INPUT FOR THIS TASK —

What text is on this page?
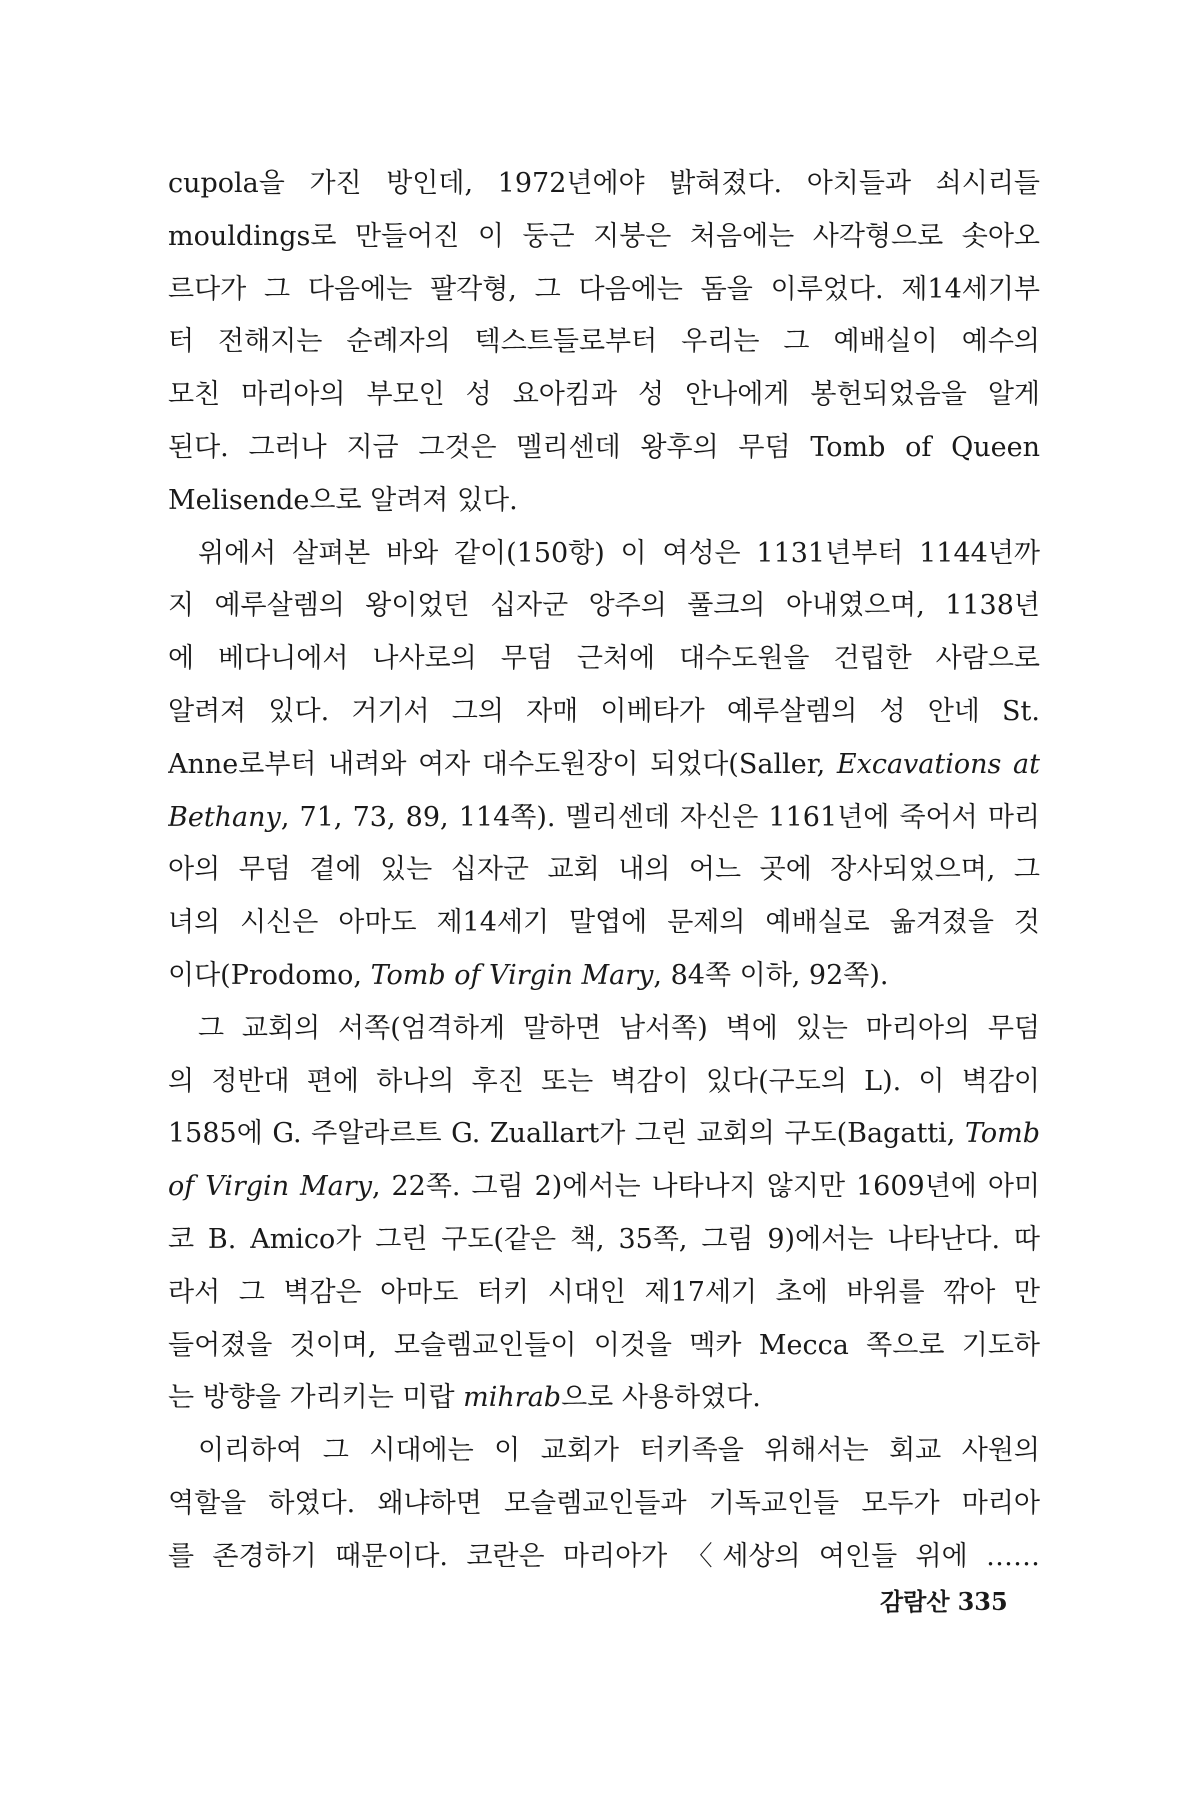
cupola을 가진 방인데, 1972년에야 밝혀졌다. 아치들과 쇠시리들
mouldings로 만들어진 이 둥근 지붕은 처음에는 사각형으로 솟아오
르다가 그 다음에는 팔각형, 그 다음에는 돔을 이루었다. 제14세기부
터 전해지는 순례자의 텍스트들로부터 우리는 그 예배실이 예수의
모친 마리아의 부모인 성 요아킴과 성 안나에게 봉헌되었음을 알게
된다. 그러나 지금 그것은 멜리센데 왕후의 무덤 Tomb of Queen
Melisende으로 알려져 있다.
위에서 살펴본 바와 같이(150항) 이 여성은 1131년부터 1144년까
지 예루살렘의 왕이었던 십자군 앙주의 풀크의 아내였으며, 1138년
에 베다니에서 나사로의 무덤 근처에 대수도원을 건립한 사람으로
알려져 있다. 거기서 그의 자매 이베타가 예루살렘의 성 안네 St.
Anne로부터 내려와 여자 대수도원장이 되었다(Saller, Excavations at
Bethany, 71, 73, 89, 114쪽). 멜리센데 자신은 1161년에 죽어서 마리
아의 무덤 곁에 있는 십자군 교회 내의 어느 곳에 장사되었으며, 그
녀의 시신은 아마도 제14세기 말엽에 문제의 예배실로 옮겨졌을 것
이다(Prodomo, Tomb of Virgin Mary, 84쪽 이하, 92쪽).
그 교회의 서쪽(엄격하게 말하면 남서쪽) 벽에 있는 마리아의 무덤
의 정반대 편에 하나의 후진 또는 벽감이 있다(구도의 L). 이 벽감이
1585에 G. 주알라르트 G. Zuallart가 그린 교회의 구도(Bagatti, Tomb
of Virgin Mary, 22쪽. 그림 2)에서는 나타나지 않지만 1609년에 아미
코 B. Amico가 그린 구도(같은 책, 35쪽, 그림 9)에서는 나타난다. 따
라서 그 벽감은 아마도 터키 시대인 제17세기 초에 바위를 깎아 만
들어졌을 것이며, 모슬렘교인들이 이것을 멕카 Mecca 쪽으로 기도하
는 방향을 가리키는 미랍 mihrab으로 사용하였다.
이리하여 그 시대에는 이 교회가 터키족을 위해서는 회교 사원의
역할을 하였다. 왜냐하면 모슬렘교인들과 기독교인들 모두가 마리아
를 존경하기 때문이다. 코란은 마리아가 〈세상의 여인들 위에 ……
감람산 335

TASK STATEMENT — Give back all entries exactly. No pictures belong in the copy.

SOLUTION TO THE EXERCISE —
What text is on this page?
cupola을 가진 방인데, 1972년에야 밝혀졌다. 아치들과 쇠시리들
mouldings로 만들어진 이 둥근 지붕은 처음에는 사각형으로 솟아오
르다가 그 다음에는 팔각형, 그 다음에는 돔을 이루었다. 제14세기부
터 전해지는 순례자의 텍스트들로부터 우리는 그 예배실이 예수의
모친 마리아의 부모인 성 요아킴과 성 안나에게 봉헌되었음을 알게
된다. 그러나 지금 그것은 멜리센데 왕후의 무덤 Tomb of Queen
Melisende으로 알려져 있다.
위에서 살펴본 바와 같이(150항) 이 여성은 1131년부터 1144년까
지 예루살렘의 왕이었던 십자군 앙주의 풀크의 아내였으며, 1138년
에 베다니에서 나사로의 무덤 근처에 대수도원을 건립한 사람으로
알려져 있다. 거기서 그의 자매 이베타가 예루살렘의 성 안네 St.
Anne로부터 내려와 여자 대수도원장이 되었다(Saller, Excavations at
Bethany, 71, 73, 89, 114쪽). 멜리센데 자신은 1161년에 죽어서 마리
아의 무덤 곁에 있는 십자군 교회 내의 어느 곳에 장사되었으며, 그
녀의 시신은 아마도 제14세기 말엽에 문제의 예배실로 옮겨졌을 것
이다(Prodomo, Tomb of Virgin Mary, 84쪽 이하, 92쪽).
그 교회의 서쪽(엄격하게 말하면 남서쪽) 벽에 있는 마리아의 무덤
의 정반대 편에 하나의 후진 또는 벽감이 있다(구도의 L). 이 벽감이
1585에 G. 주알라르트 G. Zuallart가 그린 교회의 구도(Bagatti, Tomb
of Virgin Mary, 22쪽. 그림 2)에서는 나타나지 않지만 1609년에 아미
코 B. Amico가 그린 구도(같은 책, 35쪽, 그림 9)에서는 나타난다. 따
라서 그 벽감은 아마도 터키 시대인 제17세기 초에 바위를 깎아 만
들어졌을 것이며, 모슬렘교인들이 이것을 멕카 Mecca 쪽으로 기도하
는 방향을 가리키는 미랍 mihrab으로 사용하였다.
이리하여 그 시대에는 이 교회가 터키족을 위해서는 회교 사원의
역할을 하였다. 왜냐하면 모슬렘교인들과 기독교인들 모두가 마리아
를 존경하기 때문이다. 코란은 마리아가 〈세상의 여인들 위에 ……
감람산 335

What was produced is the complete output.